* **Problem**: Pictures do not belong in the copy, so please give every entry below again exactly.

* **Given data**:
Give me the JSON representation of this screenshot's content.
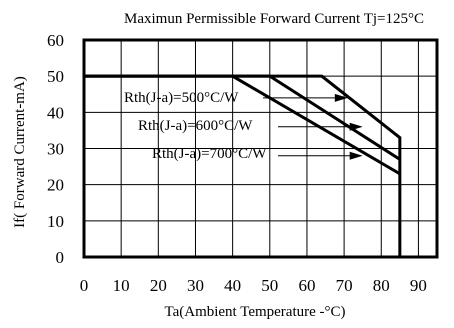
{
  "chart_data": {
    "type": "line",
    "title": "Maximun Permissible Forward Current Tj=125°C",
    "xlabel": "Ta(Ambient Temperature -°C)",
    "ylabel": "If( Forward Current-mA)",
    "xlim": [
      0,
      95
    ],
    "ylim": [
      0,
      60
    ],
    "xticks": [
      0,
      10,
      20,
      30,
      40,
      50,
      60,
      70,
      80,
      90
    ],
    "yticks": [
      0,
      10,
      20,
      30,
      40,
      50,
      60
    ],
    "grid": true,
    "series": [
      {
        "name": "Rth(J-a)=500°C/W",
        "x": [
          0,
          64,
          85,
          85
        ],
        "y": [
          50,
          50,
          33,
          0
        ]
      },
      {
        "name": "Rth(J-a)=600°C/W",
        "x": [
          0,
          50,
          85
        ],
        "y": [
          50,
          50,
          27
        ]
      },
      {
        "name": "Rth(J-a)=700°C/W",
        "x": [
          0,
          40,
          85
        ],
        "y": [
          50,
          50,
          23
        ]
      }
    ],
    "annotations": [
      {
        "text": "Rth(J-a)=500°C/W",
        "arrow_to": [
          71,
          44
        ]
      },
      {
        "text": "Rth(J-a)=600°C/W",
        "arrow_to": [
          75,
          36
        ]
      },
      {
        "text": "Rth(J-a)=700°C/W",
        "arrow_to": [
          75,
          28
        ]
      }
    ]
  }
}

* **Expected output**:
Give me the JSON representation of this screenshot's content.
{
  "chart_data": {
    "type": "line",
    "title": "Maximun Permissible Forward Current Tj=125°C",
    "xlabel": "Ta(Ambient Temperature -°C)",
    "ylabel": "If( Forward Current-mA)",
    "xlim": [
      0,
      95
    ],
    "ylim": [
      0,
      60
    ],
    "xticks": [
      0,
      10,
      20,
      30,
      40,
      50,
      60,
      70,
      80,
      90
    ],
    "yticks": [
      0,
      10,
      20,
      30,
      40,
      50,
      60
    ],
    "grid": true,
    "series": [
      {
        "name": "Rth(J-a)=500°C/W",
        "x": [
          0,
          64,
          85,
          85
        ],
        "y": [
          50,
          50,
          33,
          0
        ]
      },
      {
        "name": "Rth(J-a)=600°C/W",
        "x": [
          0,
          50,
          85
        ],
        "y": [
          50,
          50,
          27
        ]
      },
      {
        "name": "Rth(J-a)=700°C/W",
        "x": [
          0,
          40,
          85
        ],
        "y": [
          50,
          50,
          23
        ]
      }
    ],
    "annotations": [
      {
        "text": "Rth(J-a)=500°C/W",
        "arrow_to": [
          71,
          44
        ]
      },
      {
        "text": "Rth(J-a)=600°C/W",
        "arrow_to": [
          75,
          36
        ]
      },
      {
        "text": "Rth(J-a)=700°C/W",
        "arrow_to": [
          75,
          28
        ]
      }
    ]
  }
}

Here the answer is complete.